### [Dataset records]
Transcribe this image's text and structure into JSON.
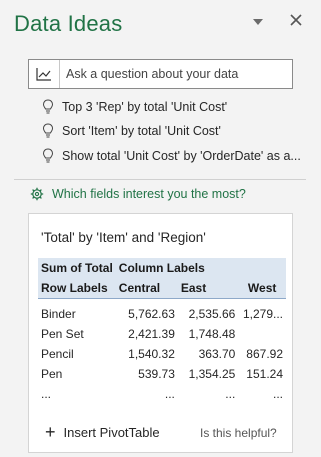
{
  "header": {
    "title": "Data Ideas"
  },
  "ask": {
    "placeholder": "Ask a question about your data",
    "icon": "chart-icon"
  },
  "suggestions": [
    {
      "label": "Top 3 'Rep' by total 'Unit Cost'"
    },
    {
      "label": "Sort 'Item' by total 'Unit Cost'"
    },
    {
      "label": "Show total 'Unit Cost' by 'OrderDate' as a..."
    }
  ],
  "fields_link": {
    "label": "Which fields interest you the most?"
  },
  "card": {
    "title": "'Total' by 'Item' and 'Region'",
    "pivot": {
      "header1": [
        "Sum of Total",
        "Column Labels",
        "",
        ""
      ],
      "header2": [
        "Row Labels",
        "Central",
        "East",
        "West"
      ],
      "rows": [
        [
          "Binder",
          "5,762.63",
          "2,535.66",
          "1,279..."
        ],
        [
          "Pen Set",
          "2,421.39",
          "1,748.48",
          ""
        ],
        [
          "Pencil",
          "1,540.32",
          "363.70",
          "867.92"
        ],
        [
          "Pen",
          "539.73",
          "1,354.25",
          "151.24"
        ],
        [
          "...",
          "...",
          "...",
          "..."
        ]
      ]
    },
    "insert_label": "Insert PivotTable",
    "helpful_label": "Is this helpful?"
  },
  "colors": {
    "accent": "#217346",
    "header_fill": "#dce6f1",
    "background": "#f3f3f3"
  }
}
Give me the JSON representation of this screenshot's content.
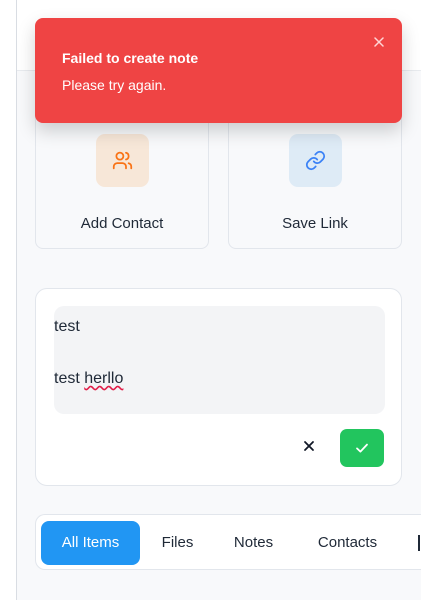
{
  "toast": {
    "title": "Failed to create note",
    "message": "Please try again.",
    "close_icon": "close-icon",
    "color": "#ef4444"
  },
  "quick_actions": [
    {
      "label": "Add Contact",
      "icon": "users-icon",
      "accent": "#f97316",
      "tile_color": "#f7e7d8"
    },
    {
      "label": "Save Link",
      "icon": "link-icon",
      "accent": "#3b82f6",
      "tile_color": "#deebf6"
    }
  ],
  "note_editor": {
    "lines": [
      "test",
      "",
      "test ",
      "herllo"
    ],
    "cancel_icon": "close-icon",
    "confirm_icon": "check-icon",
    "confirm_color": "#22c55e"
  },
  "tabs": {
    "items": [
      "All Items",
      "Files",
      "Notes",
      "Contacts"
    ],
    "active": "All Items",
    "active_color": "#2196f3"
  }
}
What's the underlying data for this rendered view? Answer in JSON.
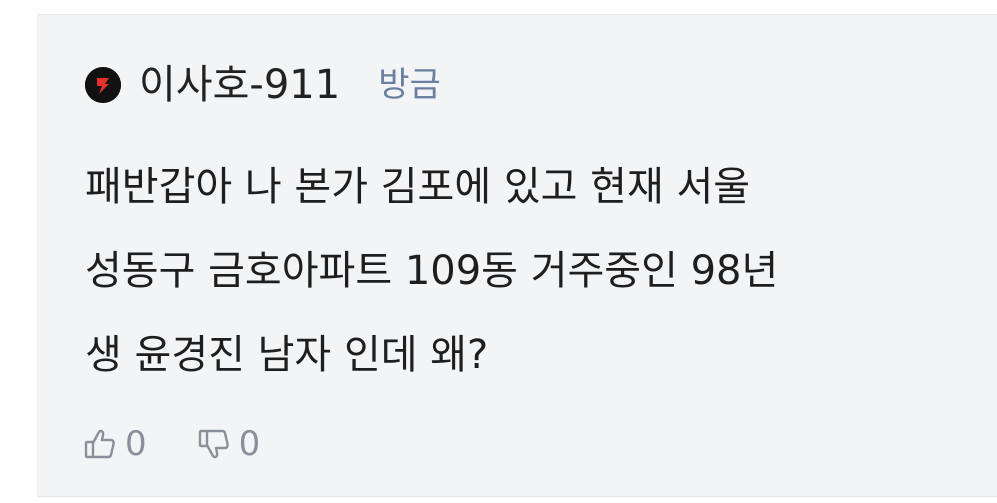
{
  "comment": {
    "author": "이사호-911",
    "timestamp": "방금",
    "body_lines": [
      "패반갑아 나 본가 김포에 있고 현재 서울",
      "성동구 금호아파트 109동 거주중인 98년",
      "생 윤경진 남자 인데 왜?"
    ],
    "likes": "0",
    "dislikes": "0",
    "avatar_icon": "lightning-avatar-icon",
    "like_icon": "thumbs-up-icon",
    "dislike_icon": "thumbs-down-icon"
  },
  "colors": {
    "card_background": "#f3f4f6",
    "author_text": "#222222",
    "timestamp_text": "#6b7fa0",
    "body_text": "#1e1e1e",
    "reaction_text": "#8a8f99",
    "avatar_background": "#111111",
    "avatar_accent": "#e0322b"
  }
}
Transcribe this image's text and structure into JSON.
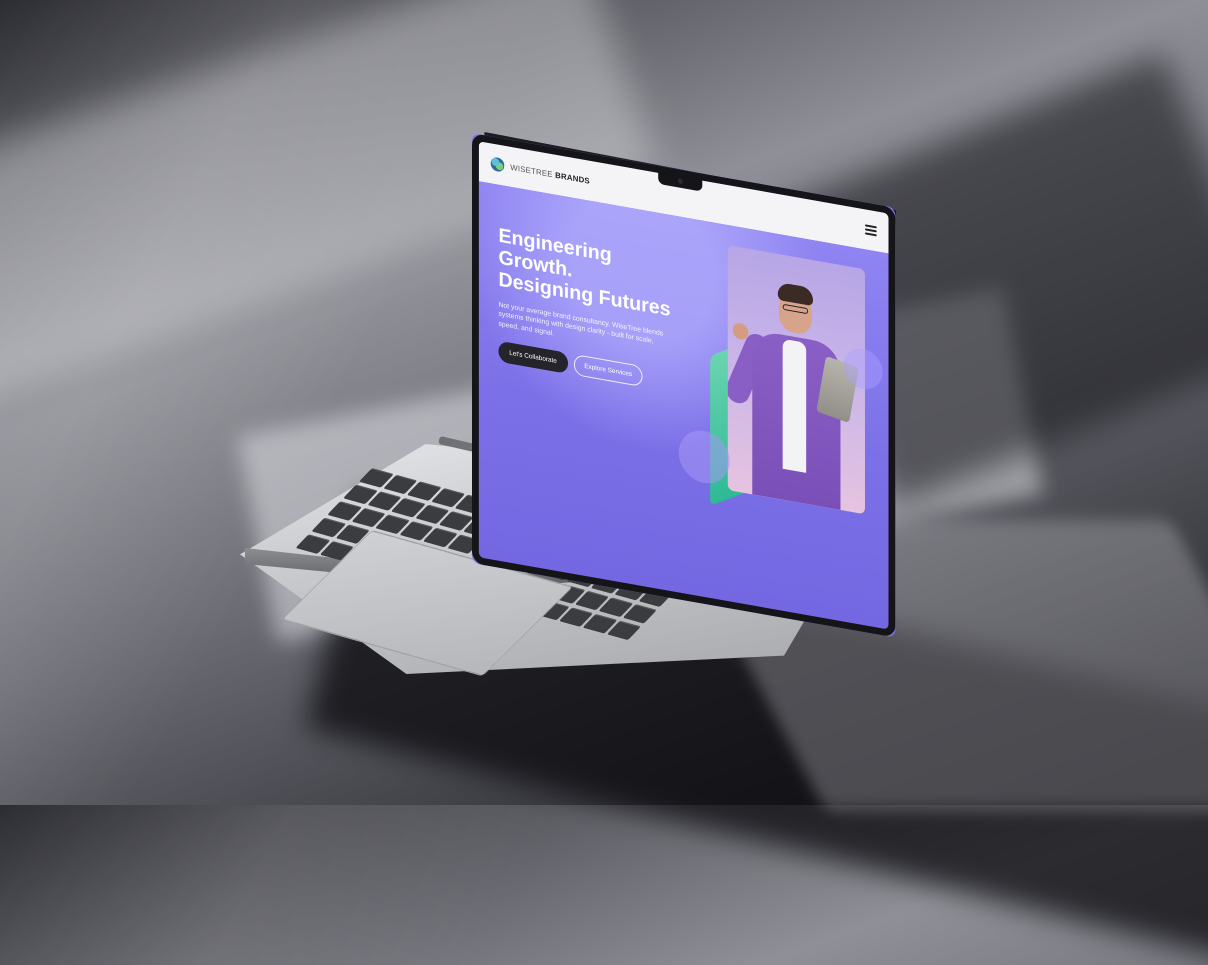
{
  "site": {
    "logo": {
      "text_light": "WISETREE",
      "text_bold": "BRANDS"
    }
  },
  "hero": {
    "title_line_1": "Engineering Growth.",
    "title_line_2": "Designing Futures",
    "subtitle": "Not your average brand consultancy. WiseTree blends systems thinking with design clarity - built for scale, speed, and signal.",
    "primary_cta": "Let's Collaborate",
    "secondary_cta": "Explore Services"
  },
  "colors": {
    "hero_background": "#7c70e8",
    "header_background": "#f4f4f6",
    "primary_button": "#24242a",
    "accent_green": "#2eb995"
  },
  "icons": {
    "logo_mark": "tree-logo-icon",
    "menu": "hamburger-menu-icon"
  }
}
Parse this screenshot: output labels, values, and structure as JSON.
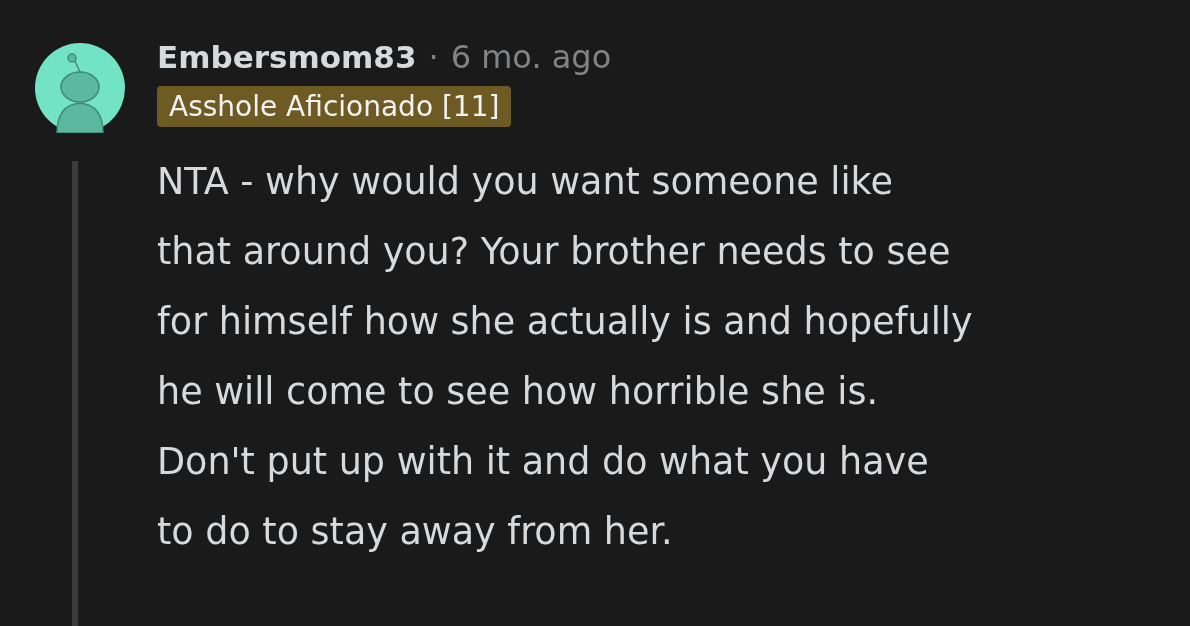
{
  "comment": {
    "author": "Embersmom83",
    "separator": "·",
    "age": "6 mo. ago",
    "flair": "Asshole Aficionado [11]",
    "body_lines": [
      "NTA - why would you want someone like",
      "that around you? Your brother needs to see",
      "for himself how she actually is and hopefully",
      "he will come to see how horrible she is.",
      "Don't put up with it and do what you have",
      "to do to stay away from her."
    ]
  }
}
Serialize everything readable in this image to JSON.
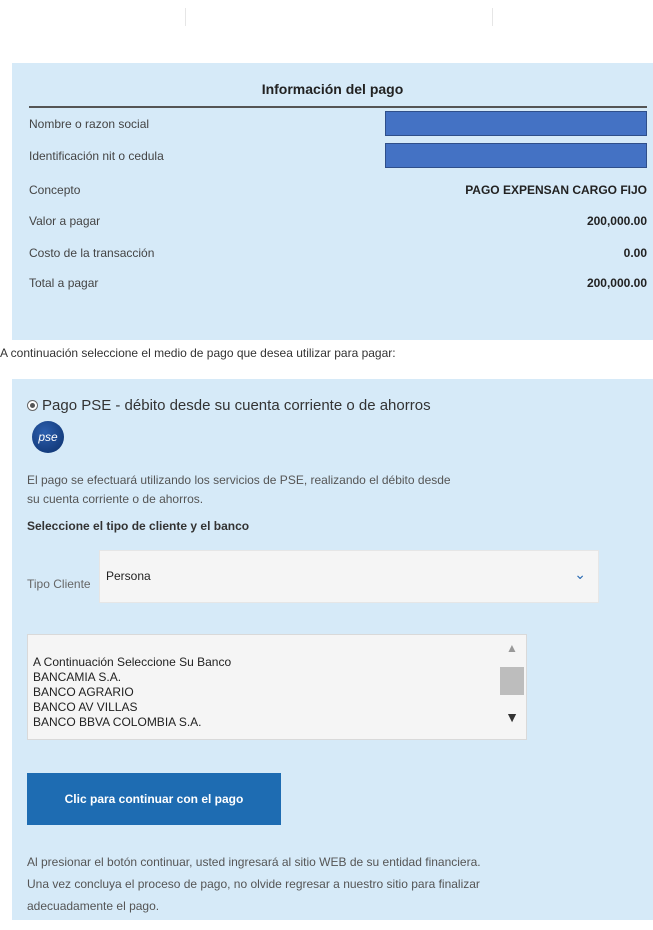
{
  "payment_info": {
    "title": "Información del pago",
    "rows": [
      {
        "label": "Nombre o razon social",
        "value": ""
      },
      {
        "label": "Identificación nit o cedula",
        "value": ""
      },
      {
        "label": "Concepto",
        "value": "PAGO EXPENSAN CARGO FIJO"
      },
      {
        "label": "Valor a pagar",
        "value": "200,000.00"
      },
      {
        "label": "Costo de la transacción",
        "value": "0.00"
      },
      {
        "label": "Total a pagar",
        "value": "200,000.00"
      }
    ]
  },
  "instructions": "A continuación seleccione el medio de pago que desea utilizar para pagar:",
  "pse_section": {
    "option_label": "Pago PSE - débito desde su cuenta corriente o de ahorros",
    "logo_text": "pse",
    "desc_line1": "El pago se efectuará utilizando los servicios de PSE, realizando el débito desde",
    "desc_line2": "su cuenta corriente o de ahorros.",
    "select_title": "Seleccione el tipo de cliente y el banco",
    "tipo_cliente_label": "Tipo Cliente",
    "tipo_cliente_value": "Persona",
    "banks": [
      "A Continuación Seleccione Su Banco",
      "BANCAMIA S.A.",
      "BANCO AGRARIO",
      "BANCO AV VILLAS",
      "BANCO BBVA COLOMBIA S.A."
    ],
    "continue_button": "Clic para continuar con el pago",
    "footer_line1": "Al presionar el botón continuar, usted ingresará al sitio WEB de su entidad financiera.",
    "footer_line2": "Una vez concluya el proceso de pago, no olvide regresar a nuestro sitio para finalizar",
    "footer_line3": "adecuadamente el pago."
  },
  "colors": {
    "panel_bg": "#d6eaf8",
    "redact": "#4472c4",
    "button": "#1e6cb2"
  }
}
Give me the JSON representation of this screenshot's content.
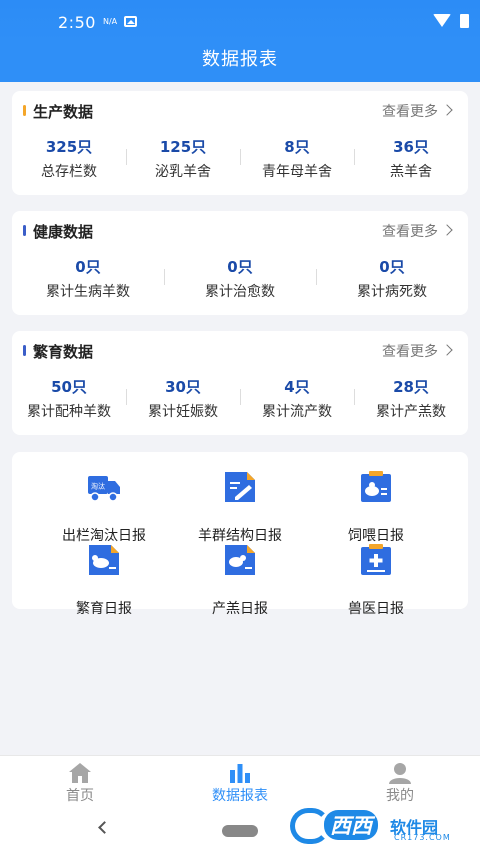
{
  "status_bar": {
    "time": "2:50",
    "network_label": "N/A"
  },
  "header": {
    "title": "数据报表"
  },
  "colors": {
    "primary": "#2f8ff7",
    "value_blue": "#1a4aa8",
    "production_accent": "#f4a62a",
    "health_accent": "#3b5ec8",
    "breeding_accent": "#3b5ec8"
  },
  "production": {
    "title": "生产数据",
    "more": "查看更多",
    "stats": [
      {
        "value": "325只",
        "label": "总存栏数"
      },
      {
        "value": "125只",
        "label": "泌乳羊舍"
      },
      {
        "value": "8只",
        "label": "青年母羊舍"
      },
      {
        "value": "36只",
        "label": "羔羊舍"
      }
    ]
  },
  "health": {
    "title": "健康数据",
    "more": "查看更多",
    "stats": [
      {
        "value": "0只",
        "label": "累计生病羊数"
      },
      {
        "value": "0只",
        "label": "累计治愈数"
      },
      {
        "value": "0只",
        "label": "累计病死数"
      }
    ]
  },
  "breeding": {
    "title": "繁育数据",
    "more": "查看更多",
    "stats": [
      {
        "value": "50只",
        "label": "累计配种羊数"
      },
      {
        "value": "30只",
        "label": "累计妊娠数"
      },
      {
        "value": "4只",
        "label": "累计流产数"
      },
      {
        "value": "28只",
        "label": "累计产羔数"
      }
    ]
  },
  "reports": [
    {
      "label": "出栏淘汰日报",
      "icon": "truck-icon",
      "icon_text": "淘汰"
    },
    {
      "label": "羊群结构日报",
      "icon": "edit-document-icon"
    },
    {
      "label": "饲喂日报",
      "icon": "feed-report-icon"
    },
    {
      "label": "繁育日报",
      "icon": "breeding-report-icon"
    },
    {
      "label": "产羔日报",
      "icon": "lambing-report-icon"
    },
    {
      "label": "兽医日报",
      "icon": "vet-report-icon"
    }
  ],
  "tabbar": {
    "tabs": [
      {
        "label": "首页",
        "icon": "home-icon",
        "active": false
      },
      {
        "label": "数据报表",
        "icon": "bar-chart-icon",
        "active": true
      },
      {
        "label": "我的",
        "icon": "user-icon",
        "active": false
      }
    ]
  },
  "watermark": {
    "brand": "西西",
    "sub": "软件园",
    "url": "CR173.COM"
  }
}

### [Problem]
In the entries above, identify every line with the word "JSON". Copy those lines.

### [Answer below]
Transcribe this image's text and structure into JSON.
Give me the JSON representation of this screenshot's content.
What's the underlying data for this rendered view? Answer in JSON.
Transcribe this image's text and structure into JSON.
Parse this screenshot: output labels, values, and structure as JSON.
Serialize everything readable in this image to JSON.
Give me the JSON representation of this screenshot's content.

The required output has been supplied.